Direction
From the entries that follow, list every line in which the string "happy" appears.

Extracted data entries:

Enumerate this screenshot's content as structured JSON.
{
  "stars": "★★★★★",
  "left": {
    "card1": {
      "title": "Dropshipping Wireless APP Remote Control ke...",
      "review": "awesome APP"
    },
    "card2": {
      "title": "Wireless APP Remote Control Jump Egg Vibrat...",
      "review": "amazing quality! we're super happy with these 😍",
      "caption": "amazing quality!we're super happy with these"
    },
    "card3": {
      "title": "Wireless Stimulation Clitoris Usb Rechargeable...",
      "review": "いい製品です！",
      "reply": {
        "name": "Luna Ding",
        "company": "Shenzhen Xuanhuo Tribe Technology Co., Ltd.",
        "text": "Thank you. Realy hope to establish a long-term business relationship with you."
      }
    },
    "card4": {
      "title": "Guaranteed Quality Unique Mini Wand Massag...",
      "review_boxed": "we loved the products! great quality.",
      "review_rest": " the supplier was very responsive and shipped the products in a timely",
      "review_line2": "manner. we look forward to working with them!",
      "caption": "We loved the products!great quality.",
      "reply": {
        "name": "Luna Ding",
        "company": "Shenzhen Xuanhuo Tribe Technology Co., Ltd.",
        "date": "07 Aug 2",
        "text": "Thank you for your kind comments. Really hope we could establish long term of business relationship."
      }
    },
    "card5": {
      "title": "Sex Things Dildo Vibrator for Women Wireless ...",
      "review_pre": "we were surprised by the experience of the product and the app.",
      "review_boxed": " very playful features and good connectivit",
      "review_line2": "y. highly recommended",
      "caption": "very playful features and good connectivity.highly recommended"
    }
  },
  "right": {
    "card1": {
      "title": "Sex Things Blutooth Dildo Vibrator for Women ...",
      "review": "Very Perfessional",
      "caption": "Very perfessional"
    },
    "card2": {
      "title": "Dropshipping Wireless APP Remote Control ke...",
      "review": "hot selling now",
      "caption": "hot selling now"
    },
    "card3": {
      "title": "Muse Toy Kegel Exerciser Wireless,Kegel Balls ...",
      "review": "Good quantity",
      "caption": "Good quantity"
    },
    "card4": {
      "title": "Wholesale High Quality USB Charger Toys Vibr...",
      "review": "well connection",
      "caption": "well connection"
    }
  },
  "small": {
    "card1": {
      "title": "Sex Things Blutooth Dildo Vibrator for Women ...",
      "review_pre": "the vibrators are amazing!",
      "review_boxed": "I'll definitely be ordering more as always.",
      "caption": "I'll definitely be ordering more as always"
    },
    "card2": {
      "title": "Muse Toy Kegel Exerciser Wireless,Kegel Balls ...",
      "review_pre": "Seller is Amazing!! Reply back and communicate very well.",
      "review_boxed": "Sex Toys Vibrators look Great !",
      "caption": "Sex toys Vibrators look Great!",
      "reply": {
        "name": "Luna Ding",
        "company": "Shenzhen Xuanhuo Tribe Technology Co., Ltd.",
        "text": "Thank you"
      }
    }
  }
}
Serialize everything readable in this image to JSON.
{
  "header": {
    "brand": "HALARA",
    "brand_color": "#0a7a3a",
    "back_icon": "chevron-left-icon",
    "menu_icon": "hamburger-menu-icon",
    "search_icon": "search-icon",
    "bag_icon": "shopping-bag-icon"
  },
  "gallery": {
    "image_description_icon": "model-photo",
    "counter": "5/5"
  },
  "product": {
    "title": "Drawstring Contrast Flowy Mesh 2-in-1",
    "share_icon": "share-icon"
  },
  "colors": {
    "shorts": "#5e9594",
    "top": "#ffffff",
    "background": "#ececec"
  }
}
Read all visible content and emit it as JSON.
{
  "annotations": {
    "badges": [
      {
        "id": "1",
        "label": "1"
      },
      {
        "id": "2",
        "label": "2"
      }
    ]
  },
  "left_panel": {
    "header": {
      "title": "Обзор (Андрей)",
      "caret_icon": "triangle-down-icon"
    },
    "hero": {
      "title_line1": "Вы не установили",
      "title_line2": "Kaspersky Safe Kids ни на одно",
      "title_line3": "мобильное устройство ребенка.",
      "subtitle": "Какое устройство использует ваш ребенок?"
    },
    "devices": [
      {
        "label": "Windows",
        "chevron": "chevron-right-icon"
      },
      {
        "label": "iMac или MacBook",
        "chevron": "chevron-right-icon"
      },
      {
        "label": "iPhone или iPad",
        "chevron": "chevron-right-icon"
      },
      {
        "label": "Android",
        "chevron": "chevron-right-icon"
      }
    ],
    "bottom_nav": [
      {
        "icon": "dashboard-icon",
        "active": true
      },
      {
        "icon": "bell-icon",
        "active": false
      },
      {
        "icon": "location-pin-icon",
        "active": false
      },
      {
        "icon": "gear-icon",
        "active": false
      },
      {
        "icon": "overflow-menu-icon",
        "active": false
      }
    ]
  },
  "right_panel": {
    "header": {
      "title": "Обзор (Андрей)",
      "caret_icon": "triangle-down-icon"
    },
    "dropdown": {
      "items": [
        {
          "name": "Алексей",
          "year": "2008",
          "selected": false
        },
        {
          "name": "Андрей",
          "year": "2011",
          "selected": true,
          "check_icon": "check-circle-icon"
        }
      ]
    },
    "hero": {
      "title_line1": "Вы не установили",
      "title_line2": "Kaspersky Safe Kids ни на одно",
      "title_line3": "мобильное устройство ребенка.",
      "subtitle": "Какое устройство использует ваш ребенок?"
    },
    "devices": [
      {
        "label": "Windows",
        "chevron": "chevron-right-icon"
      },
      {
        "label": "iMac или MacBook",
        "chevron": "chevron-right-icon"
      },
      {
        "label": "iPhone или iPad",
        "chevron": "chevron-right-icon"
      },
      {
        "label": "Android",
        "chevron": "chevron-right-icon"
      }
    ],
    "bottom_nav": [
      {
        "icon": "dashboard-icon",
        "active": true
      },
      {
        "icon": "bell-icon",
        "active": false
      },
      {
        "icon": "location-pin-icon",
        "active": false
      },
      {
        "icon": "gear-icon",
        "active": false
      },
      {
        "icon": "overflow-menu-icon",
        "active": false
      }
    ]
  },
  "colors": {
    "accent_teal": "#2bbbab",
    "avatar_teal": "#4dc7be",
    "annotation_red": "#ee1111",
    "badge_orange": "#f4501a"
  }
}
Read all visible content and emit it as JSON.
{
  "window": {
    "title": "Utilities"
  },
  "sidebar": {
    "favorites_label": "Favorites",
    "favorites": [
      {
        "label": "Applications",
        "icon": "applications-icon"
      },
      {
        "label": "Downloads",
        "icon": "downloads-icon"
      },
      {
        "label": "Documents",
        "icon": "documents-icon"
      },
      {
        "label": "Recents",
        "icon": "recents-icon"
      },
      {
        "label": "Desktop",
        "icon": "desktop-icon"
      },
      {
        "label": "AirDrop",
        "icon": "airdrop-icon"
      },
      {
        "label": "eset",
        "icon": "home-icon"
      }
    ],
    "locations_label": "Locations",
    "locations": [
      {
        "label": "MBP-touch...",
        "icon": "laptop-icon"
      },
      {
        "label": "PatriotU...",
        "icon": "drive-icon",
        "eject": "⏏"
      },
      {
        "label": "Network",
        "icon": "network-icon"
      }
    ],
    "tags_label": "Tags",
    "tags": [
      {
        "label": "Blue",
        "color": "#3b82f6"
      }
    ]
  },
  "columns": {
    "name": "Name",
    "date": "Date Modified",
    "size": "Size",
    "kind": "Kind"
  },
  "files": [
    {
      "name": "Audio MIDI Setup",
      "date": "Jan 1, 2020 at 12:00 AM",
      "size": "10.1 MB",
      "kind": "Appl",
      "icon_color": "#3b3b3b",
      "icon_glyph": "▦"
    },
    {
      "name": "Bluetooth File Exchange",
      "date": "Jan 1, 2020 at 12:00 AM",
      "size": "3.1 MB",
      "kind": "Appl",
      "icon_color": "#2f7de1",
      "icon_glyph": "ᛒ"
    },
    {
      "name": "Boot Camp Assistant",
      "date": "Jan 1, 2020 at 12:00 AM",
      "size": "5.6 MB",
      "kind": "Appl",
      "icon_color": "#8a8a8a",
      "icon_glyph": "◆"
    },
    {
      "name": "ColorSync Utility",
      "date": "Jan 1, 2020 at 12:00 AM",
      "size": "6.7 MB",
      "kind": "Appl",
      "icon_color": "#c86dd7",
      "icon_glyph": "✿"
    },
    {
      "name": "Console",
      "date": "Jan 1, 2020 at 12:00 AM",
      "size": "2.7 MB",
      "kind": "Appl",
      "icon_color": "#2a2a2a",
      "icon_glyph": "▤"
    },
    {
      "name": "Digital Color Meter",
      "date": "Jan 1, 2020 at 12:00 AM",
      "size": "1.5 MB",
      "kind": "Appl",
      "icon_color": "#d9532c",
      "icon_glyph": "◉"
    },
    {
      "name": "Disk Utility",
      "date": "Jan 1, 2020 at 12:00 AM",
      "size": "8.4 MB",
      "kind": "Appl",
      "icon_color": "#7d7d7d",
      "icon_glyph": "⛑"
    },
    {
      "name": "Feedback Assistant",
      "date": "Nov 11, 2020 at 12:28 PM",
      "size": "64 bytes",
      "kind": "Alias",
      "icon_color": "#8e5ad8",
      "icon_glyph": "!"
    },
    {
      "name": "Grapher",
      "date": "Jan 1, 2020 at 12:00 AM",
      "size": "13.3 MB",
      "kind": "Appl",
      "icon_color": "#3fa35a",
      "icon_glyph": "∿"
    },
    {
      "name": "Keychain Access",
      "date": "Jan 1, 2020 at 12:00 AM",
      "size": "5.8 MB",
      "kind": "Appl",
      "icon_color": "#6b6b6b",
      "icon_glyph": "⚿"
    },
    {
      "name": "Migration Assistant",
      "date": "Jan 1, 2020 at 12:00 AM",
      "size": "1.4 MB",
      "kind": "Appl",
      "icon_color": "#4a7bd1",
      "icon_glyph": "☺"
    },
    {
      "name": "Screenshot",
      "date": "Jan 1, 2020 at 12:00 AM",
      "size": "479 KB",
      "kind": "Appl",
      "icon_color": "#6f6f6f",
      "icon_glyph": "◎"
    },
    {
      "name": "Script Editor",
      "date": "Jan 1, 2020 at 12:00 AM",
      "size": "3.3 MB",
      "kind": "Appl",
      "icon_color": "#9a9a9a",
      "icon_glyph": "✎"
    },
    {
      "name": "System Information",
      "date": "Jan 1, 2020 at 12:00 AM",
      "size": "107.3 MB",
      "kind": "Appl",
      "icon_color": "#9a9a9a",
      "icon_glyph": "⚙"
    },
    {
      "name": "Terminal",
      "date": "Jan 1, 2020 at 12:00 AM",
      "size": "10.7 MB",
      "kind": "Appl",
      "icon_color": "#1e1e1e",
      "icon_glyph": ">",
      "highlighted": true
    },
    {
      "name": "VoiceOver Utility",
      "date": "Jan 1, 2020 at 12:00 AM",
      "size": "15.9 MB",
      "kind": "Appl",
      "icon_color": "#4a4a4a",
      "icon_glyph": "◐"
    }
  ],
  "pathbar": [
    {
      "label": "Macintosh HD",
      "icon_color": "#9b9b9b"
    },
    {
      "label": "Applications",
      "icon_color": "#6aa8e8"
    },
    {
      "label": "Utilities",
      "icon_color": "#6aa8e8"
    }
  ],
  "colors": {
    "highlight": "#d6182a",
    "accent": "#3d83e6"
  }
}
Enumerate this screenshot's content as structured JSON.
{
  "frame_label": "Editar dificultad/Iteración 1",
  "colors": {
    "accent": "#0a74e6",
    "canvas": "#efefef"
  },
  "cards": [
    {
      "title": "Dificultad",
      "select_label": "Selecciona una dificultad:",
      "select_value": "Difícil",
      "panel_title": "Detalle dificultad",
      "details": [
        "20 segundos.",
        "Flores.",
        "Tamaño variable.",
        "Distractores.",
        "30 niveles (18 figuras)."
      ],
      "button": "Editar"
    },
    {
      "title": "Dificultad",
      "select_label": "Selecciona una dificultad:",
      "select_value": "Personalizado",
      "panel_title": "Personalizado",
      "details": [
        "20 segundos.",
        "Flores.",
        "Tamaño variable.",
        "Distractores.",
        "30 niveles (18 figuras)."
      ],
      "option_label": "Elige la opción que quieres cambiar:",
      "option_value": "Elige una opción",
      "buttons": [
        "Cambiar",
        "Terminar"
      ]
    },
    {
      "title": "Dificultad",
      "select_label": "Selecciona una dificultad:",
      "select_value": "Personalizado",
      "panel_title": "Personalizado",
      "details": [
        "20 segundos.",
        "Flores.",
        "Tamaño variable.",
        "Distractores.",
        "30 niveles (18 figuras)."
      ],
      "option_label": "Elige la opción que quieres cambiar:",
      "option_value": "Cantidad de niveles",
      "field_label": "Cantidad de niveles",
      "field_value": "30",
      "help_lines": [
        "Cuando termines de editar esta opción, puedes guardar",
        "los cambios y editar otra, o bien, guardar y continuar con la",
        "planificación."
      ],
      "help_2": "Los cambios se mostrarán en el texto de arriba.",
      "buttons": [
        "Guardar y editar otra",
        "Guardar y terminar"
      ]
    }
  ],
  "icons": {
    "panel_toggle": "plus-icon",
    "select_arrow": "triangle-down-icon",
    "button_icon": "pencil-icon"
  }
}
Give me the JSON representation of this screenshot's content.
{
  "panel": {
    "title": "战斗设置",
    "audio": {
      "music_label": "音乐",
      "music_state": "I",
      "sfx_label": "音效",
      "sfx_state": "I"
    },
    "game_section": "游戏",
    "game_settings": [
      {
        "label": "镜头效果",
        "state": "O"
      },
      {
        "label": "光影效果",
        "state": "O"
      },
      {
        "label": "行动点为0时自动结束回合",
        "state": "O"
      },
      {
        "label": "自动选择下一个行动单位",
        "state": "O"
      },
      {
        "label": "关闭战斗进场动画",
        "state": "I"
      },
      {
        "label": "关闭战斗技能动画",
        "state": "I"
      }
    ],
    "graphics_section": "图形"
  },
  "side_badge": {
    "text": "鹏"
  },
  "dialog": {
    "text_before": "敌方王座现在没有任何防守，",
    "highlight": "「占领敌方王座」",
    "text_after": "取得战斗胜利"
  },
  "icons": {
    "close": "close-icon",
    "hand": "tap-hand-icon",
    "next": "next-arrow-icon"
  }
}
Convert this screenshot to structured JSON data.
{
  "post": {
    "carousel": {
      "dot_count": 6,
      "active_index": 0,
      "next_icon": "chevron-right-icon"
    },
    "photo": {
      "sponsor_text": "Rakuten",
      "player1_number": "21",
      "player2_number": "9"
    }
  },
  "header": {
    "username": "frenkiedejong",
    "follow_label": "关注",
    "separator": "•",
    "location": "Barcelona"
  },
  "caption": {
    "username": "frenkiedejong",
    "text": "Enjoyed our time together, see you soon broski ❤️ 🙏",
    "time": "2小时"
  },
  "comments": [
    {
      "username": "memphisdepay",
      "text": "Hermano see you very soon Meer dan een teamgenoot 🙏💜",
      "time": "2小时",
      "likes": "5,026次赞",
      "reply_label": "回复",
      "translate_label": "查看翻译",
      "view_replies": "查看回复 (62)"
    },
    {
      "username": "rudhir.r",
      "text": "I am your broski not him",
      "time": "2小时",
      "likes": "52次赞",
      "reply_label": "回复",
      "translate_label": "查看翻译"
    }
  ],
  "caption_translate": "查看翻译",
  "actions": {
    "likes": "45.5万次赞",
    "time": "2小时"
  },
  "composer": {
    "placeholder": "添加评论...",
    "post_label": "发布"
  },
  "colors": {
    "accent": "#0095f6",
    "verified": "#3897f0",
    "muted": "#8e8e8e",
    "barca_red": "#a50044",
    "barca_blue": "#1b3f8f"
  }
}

Completed task
      "review": "amazing quality! we're super happy with these 😍",
      "caption": "amazing quality!we're super happy with these"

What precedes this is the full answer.